> _Short task_
Please write out the material below exactly as given.

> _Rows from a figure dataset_

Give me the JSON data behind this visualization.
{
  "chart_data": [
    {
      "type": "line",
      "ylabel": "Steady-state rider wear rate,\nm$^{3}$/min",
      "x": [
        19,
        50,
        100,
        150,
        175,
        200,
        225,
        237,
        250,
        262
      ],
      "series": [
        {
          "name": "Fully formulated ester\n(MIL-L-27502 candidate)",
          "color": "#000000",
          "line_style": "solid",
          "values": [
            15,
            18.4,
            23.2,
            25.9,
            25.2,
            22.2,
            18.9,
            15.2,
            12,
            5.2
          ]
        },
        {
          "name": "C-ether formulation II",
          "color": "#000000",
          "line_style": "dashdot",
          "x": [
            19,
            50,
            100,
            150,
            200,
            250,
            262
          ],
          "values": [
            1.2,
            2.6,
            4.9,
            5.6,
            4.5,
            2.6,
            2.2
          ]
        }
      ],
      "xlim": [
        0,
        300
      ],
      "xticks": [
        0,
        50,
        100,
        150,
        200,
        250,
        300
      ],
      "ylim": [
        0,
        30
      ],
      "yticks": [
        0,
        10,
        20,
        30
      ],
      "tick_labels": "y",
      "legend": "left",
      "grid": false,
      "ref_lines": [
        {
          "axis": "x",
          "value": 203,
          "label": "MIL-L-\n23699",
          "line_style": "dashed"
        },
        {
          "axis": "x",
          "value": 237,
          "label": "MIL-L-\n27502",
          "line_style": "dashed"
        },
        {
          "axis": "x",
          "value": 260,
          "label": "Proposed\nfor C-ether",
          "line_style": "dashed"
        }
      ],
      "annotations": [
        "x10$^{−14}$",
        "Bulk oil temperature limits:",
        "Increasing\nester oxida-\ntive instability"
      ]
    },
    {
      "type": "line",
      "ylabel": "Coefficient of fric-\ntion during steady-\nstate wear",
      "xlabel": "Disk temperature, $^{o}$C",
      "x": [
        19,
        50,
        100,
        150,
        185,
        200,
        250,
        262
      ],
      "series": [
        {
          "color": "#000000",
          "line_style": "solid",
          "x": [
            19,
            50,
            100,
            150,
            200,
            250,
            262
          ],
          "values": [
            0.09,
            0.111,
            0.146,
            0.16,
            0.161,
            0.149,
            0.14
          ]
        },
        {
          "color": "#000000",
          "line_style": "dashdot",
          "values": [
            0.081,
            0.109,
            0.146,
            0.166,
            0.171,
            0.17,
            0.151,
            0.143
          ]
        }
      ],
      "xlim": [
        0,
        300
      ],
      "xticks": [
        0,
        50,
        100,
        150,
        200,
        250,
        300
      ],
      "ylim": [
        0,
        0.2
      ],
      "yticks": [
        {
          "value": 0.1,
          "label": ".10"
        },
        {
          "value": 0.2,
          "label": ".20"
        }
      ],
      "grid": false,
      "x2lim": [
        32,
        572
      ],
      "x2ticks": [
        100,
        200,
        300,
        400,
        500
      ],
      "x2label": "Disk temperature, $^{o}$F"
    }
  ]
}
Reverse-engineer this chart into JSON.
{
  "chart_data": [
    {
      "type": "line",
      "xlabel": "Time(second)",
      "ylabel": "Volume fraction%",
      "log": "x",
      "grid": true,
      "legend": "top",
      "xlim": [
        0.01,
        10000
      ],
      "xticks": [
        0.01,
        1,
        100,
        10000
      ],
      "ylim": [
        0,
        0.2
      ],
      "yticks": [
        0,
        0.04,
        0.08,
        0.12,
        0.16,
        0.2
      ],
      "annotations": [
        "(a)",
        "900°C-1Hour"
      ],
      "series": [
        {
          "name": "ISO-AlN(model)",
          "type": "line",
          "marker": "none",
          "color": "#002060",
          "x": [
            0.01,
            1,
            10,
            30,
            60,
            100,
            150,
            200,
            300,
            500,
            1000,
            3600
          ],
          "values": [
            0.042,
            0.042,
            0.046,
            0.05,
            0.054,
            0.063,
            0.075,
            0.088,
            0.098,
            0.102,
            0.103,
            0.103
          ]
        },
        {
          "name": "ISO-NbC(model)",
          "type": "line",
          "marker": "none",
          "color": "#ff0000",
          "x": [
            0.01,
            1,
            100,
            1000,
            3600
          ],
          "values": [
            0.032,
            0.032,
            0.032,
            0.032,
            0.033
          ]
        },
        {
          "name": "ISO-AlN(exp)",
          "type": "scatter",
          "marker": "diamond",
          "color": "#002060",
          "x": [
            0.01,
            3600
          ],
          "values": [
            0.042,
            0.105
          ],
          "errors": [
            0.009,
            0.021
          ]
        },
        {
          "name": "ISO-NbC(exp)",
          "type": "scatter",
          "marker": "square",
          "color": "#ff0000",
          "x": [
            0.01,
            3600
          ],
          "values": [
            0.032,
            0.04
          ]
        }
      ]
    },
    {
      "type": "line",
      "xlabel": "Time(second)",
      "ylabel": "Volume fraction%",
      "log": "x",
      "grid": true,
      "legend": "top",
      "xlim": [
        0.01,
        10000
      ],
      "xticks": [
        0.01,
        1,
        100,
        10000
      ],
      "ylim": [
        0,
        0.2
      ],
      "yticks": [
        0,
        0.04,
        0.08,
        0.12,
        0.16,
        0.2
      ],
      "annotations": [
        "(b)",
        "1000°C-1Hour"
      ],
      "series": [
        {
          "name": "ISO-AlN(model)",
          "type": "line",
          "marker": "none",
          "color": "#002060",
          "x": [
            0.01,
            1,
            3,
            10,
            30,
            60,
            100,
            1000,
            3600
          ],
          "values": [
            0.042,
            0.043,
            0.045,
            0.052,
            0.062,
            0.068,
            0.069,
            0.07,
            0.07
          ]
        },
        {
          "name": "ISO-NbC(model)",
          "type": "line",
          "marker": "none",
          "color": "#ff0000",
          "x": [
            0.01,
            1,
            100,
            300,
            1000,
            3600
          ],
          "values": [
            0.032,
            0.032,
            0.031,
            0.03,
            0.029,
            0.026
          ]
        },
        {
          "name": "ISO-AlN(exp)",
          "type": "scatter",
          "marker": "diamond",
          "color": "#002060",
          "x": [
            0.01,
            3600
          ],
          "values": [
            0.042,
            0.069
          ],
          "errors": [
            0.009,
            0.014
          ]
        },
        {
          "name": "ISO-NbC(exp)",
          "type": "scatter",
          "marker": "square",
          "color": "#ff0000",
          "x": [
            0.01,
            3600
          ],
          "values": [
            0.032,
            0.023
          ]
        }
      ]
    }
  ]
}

> _Response to this task_
Give me the JSON data behind this visualization.
{
  "chart_data": [
    {
      "type": "line",
      "ylabel": "Steady-state rider wear rate,\nm$^{3}$/min",
      "x": [
        19,
        50,
        100,
        150,
        175,
        200,
        225,
        237,
        250,
        262
      ],
      "series": [
        {
          "name": "Fully formulated ester\n(MIL-L-27502 candidate)",
          "color": "#000000",
          "line_style": "solid",
          "values": [
            15,
            18.4,
            23.2,
            25.9,
            25.2,
            22.2,
            18.9,
            15.2,
            12,
            5.2
          ]
        },
        {
          "name": "C-ether formulation II",
          "color": "#000000",
          "line_style": "dashdot",
          "x": [
            19,
            50,
            100,
            150,
            200,
            250,
            262
          ],
          "values": [
            1.2,
            2.6,
            4.9,
            5.6,
            4.5,
            2.6,
            2.2
          ]
        }
      ],
      "xlim": [
        0,
        300
      ],
      "xticks": [
        0,
        50,
        100,
        150,
        200,
        250,
        300
      ],
      "ylim": [
        0,
        30
      ],
      "yticks": [
        0,
        10,
        20,
        30
      ],
      "tick_labels": "y",
      "legend": "left",
      "grid": false,
      "ref_lines": [
        {
          "axis": "x",
          "value": 203,
          "label": "MIL-L-\n23699",
          "line_style": "dashed"
        },
        {
          "axis": "x",
          "value": 237,
          "label": "MIL-L-\n27502",
          "line_style": "dashed"
        },
        {
          "axis": "x",
          "value": 260,
          "label": "Proposed\nfor C-ether",
          "line_style": "dashed"
        }
      ],
      "annotations": [
        "x10$^{−14}$",
        "Bulk oil temperature limits:",
        "Increasing\nester oxida-\ntive instability"
      ]
    },
    {
      "type": "line",
      "ylabel": "Coefficient of fric-\ntion during steady-\nstate wear",
      "xlabel": "Disk temperature, $^{o}$C",
      "x": [
        19,
        50,
        100,
        150,
        185,
        200,
        250,
        262
      ],
      "series": [
        {
          "color": "#000000",
          "line_style": "solid",
          "x": [
            19,
            50,
            100,
            150,
            200,
            250,
            262
          ],
          "values": [
            0.09,
            0.111,
            0.146,
            0.16,
            0.161,
            0.149,
            0.14
          ]
        },
        {
          "color": "#000000",
          "line_style": "dashdot",
          "values": [
            0.081,
            0.109,
            0.146,
            0.166,
            0.171,
            0.17,
            0.151,
            0.143
          ]
        }
      ],
      "xlim": [
        0,
        300
      ],
      "xticks": [
        0,
        50,
        100,
        150,
        200,
        250,
        300
      ],
      "ylim": [
        0,
        0.2
      ],
      "yticks": [
        {
          "value": 0.1,
          "label": ".10"
        },
        {
          "value": 0.2,
          "label": ".20"
        }
      ],
      "grid": false,
      "x2lim": [
        32,
        572
      ],
      "x2ticks": [
        100,
        200,
        300,
        400,
        500
      ],
      "x2label": "Disk temperature, $^{o}$F"
    }
  ]
}
Reverse-engineer this chart into JSON.
{
  "chart_data": [
    {
      "type": "line",
      "xlabel": "Time(second)",
      "ylabel": "Volume fraction%",
      "log": "x",
      "grid": true,
      "legend": "top",
      "xlim": [
        0.01,
        10000
      ],
      "xticks": [
        0.01,
        1,
        100,
        10000
      ],
      "ylim": [
        0,
        0.2
      ],
      "yticks": [
        0,
        0.04,
        0.08,
        0.12,
        0.16,
        0.2
      ],
      "annotations": [
        "(a)",
        "900°C-1Hour"
      ],
      "series": [
        {
          "name": "ISO-AlN(model)",
          "type": "line",
          "marker": "none",
          "color": "#002060",
          "x": [
            0.01,
            1,
            10,
            30,
            60,
            100,
            150,
            200,
            300,
            500,
            1000,
            3600
          ],
          "values": [
            0.042,
            0.042,
            0.046,
            0.05,
            0.054,
            0.063,
            0.075,
            0.088,
            0.098,
            0.102,
            0.103,
            0.103
          ]
        },
        {
          "name": "ISO-NbC(model)",
          "type": "line",
          "marker": "none",
          "color": "#ff0000",
          "x": [
            0.01,
            1,
            100,
            1000,
            3600
          ],
          "values": [
            0.032,
            0.032,
            0.032,
            0.032,
            0.033
          ]
        },
        {
          "name": "ISO-AlN(exp)",
          "type": "scatter",
          "marker": "diamond",
          "color": "#002060",
          "x": [
            0.01,
            3600
          ],
          "values": [
            0.042,
            0.105
          ],
          "errors": [
            0.009,
            0.021
          ]
        },
        {
          "name": "ISO-NbC(exp)",
          "type": "scatter",
          "marker": "square",
          "color": "#ff0000",
          "x": [
            0.01,
            3600
          ],
          "values": [
            0.032,
            0.04
          ]
        }
      ]
    },
    {
      "type": "line",
      "xlabel": "Time(second)",
      "ylabel": "Volume fraction%",
      "log": "x",
      "grid": true,
      "legend": "top",
      "xlim": [
        0.01,
        10000
      ],
      "xticks": [
        0.01,
        1,
        100,
        10000
      ],
      "ylim": [
        0,
        0.2
      ],
      "yticks": [
        0,
        0.04,
        0.08,
        0.12,
        0.16,
        0.2
      ],
      "annotations": [
        "(b)",
        "1000°C-1Hour"
      ],
      "series": [
        {
          "name": "ISO-AlN(model)",
          "type": "line",
          "marker": "none",
          "color": "#002060",
          "x": [
            0.01,
            1,
            3,
            10,
            30,
            60,
            100,
            1000,
            3600
          ],
          "values": [
            0.042,
            0.043,
            0.045,
            0.052,
            0.062,
            0.068,
            0.069,
            0.07,
            0.07
          ]
        },
        {
          "name": "ISO-NbC(model)",
          "type": "line",
          "marker": "none",
          "color": "#ff0000",
          "x": [
            0.01,
            1,
            100,
            300,
            1000,
            3600
          ],
          "values": [
            0.032,
            0.032,
            0.031,
            0.03,
            0.029,
            0.026
          ]
        },
        {
          "name": "ISO-AlN(exp)",
          "type": "scatter",
          "marker": "diamond",
          "color": "#002060",
          "x": [
            0.01,
            3600
          ],
          "values": [
            0.042,
            0.069
          ],
          "errors": [
            0.009,
            0.014
          ]
        },
        {
          "name": "ISO-NbC(exp)",
          "type": "scatter",
          "marker": "square",
          "color": "#ff0000",
          "x": [
            0.01,
            3600
          ],
          "values": [
            0.032,
            0.023
          ]
        }
      ]
    }
  ]
}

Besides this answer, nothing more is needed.